> [Stated problem]:
Filter this data down to the lines that hold "label", and copy them.
########
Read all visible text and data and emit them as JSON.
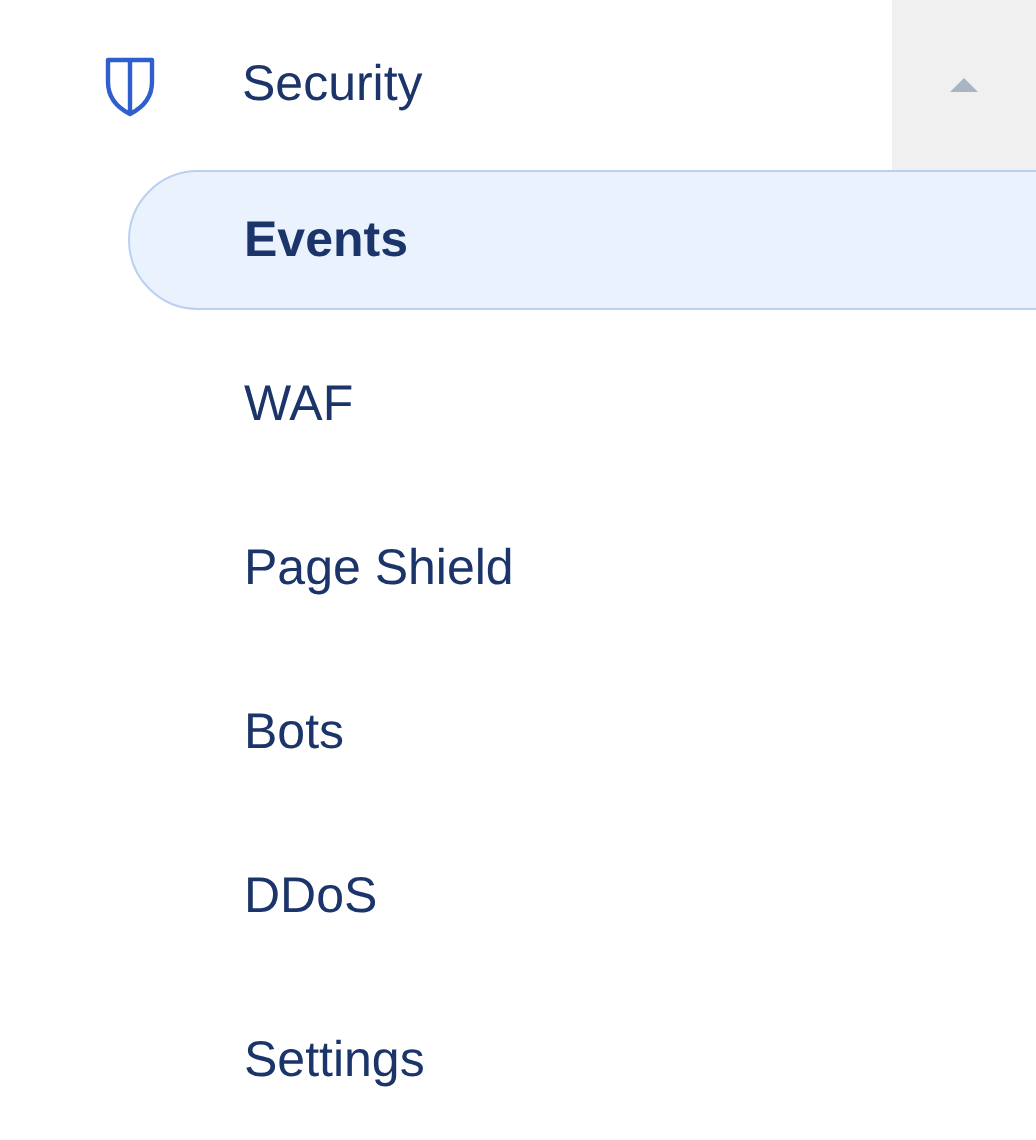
{
  "section": {
    "label": "Security",
    "expanded": true
  },
  "items": [
    {
      "label": "Events",
      "selected": true
    },
    {
      "label": "WAF",
      "selected": false
    },
    {
      "label": "Page Shield",
      "selected": false
    },
    {
      "label": "Bots",
      "selected": false
    },
    {
      "label": "DDoS",
      "selected": false
    },
    {
      "label": "Settings",
      "selected": false
    }
  ]
}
########
> [Exercise solution]:
    "label": "Security",
      "label": "Events",
      "label": "WAF",
      "label": "Page Shield",
      "label": "Bots",
      "label": "DDoS",
      "label": "Settings",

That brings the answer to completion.